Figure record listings

◆ ◆ ◆ ◆ ◆

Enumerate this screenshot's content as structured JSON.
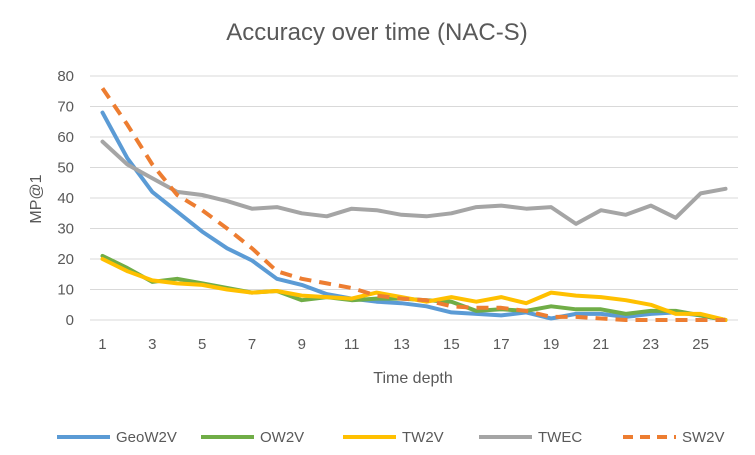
{
  "chart_data": {
    "type": "line",
    "title": "Accuracy over time (NAC-S)",
    "xlabel": "Time depth",
    "ylabel": "MP@1",
    "ylim": [
      0,
      80
    ],
    "y_ticks": [
      "0",
      "10",
      "20",
      "30",
      "40",
      "50",
      "60",
      "70",
      "80"
    ],
    "x": [
      1,
      2,
      3,
      4,
      5,
      6,
      7,
      8,
      9,
      10,
      11,
      12,
      13,
      14,
      15,
      16,
      17,
      18,
      19,
      20,
      21,
      22,
      23,
      24,
      25,
      26
    ],
    "x_tick_labels": [
      "1",
      "3",
      "5",
      "7",
      "9",
      "11",
      "13",
      "15",
      "17",
      "19",
      "21",
      "23",
      "25"
    ],
    "grid": true,
    "legend_position": "bottom",
    "series": [
      {
        "name": "GeoW2V",
        "color": "#5B9BD5",
        "dash": false,
        "values": [
          68,
          53,
          42,
          35.5,
          29,
          23.5,
          19.5,
          13.5,
          11.5,
          8.5,
          7,
          6,
          5.5,
          4.5,
          2.5,
          2,
          1.5,
          2.5,
          0.5,
          2,
          2,
          1,
          2,
          2.5,
          1.5,
          0
        ]
      },
      {
        "name": "OW2V",
        "color": "#70AD47",
        "dash": false,
        "values": [
          21,
          17,
          12.5,
          13.5,
          12,
          10.5,
          9,
          9.5,
          6.5,
          7.5,
          6.5,
          7,
          7,
          6.5,
          6,
          3,
          3.5,
          3,
          4.5,
          3.5,
          3.5,
          2,
          3,
          3,
          1.5,
          0
        ]
      },
      {
        "name": "TW2V",
        "color": "#FFC000",
        "dash": false,
        "values": [
          20,
          16,
          13,
          12,
          11.5,
          10,
          9,
          9.5,
          8,
          7.5,
          7,
          9,
          7.5,
          6,
          7.5,
          6,
          7.5,
          5.5,
          9,
          8,
          7.5,
          6.5,
          5,
          2,
          2,
          0
        ]
      },
      {
        "name": "TWEC",
        "color": "#A5A5A5",
        "dash": false,
        "values": [
          58.5,
          51,
          46.5,
          42,
          41,
          39,
          36.5,
          37,
          35,
          34,
          36.5,
          36,
          34.5,
          34,
          35,
          37,
          37.5,
          36.5,
          37,
          31.5,
          36,
          34.5,
          37.5,
          33.5,
          41.5,
          43
        ]
      },
      {
        "name": "SW2V",
        "color": "#ED7D31",
        "dash": true,
        "values": [
          76,
          64,
          51,
          41,
          36,
          30,
          23.5,
          16,
          13.5,
          12,
          10.5,
          8,
          7,
          6.5,
          4.5,
          4,
          4,
          3,
          1,
          1,
          0.5,
          0,
          0,
          0,
          0,
          0
        ]
      }
    ]
  }
}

◆ ◆ ◆ ◆ ◆

REQUEST
Gather each line of the records holding the string "name".

RESPONSE TO THE TASK
        "name": "GeoW2V",
        "name": "OW2V",
        "name": "TW2V",
        "name": "TWEC",
        "name": "SW2V",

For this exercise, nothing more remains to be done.